[Saved data entries]
......

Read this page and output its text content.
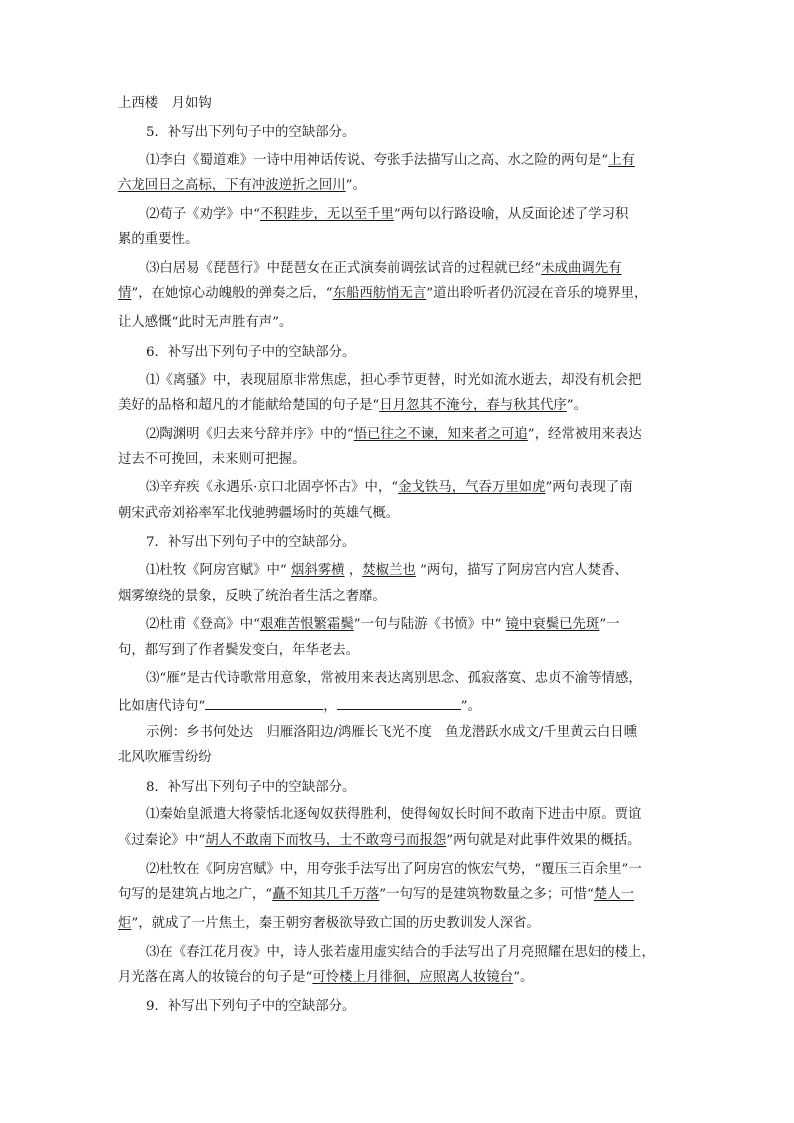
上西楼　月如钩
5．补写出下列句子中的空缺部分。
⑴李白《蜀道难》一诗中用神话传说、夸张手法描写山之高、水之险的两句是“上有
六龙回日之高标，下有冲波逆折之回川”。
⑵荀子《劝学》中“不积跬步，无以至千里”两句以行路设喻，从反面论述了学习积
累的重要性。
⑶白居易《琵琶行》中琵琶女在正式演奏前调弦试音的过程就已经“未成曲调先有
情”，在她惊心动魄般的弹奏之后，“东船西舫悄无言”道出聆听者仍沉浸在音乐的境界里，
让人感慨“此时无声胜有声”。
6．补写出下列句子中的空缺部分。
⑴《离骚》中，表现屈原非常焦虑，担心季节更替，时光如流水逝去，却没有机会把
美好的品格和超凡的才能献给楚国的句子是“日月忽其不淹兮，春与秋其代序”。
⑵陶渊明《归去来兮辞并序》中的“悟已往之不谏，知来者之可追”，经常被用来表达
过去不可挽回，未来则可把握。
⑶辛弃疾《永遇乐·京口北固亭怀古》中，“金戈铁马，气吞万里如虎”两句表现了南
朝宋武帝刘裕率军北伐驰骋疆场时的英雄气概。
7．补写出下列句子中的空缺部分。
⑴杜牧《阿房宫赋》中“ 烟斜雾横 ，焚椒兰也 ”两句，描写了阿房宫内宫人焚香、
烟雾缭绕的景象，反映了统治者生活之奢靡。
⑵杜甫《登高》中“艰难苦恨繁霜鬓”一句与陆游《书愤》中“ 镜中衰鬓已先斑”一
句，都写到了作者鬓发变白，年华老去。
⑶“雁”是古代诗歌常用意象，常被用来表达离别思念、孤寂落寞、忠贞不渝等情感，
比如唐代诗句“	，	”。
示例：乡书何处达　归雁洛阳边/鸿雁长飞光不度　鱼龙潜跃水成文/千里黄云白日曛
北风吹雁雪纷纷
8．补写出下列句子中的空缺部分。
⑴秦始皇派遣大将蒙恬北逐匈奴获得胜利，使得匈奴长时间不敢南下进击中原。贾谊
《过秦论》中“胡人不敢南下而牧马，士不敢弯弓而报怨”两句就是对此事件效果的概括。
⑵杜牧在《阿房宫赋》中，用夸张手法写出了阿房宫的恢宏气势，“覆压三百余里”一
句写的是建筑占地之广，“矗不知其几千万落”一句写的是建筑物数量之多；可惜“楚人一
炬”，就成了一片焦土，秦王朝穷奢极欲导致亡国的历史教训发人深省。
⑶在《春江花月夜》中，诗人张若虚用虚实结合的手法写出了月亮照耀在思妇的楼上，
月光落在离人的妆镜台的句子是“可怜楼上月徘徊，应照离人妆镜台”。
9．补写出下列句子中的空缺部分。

......

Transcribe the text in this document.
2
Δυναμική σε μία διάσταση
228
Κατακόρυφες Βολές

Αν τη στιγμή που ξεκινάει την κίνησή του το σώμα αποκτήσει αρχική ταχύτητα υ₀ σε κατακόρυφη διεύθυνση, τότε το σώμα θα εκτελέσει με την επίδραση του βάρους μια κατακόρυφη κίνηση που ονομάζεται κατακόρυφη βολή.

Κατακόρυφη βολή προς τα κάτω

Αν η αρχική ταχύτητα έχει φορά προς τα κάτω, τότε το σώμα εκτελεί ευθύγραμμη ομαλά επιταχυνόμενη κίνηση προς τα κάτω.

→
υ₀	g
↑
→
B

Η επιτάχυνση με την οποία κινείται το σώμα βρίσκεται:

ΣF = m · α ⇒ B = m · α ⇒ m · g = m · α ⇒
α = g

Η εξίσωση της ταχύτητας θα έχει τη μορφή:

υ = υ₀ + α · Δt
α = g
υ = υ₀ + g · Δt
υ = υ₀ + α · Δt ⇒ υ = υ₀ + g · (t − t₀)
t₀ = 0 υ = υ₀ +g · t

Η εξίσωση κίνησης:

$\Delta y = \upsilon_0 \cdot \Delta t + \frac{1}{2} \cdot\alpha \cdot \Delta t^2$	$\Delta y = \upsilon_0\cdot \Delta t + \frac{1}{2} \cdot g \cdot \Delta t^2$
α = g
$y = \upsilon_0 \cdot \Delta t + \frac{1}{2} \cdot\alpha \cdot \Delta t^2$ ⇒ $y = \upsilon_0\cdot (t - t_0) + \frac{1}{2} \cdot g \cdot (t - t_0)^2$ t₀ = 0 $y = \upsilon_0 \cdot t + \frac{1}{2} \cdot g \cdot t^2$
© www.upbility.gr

......

From the listing above, copy every line that includes the word "alpha".

$\Delta y = \upsilon_0 \cdot \Delta t + \frac{1}{2} \cdot\alpha \cdot \Delta t^2$	$\Delta y = \upsilon_0\cdot \Delta t + \frac{1}{2} \cdot g \cdot \Delta t^2$
$y = \upsilon_0 \cdot \Delta t + \frac{1}{2} \cdot\alpha \cdot \Delta t^2$ ⇒ $y = \upsilon_0\cdot (t - t_0) + \frac{1}{2} \cdot g \cdot (t - t_0)^2$ t₀ = 0 $y = \upsilon_0 \cdot t + \frac{1}{2} \cdot g \cdot t^2$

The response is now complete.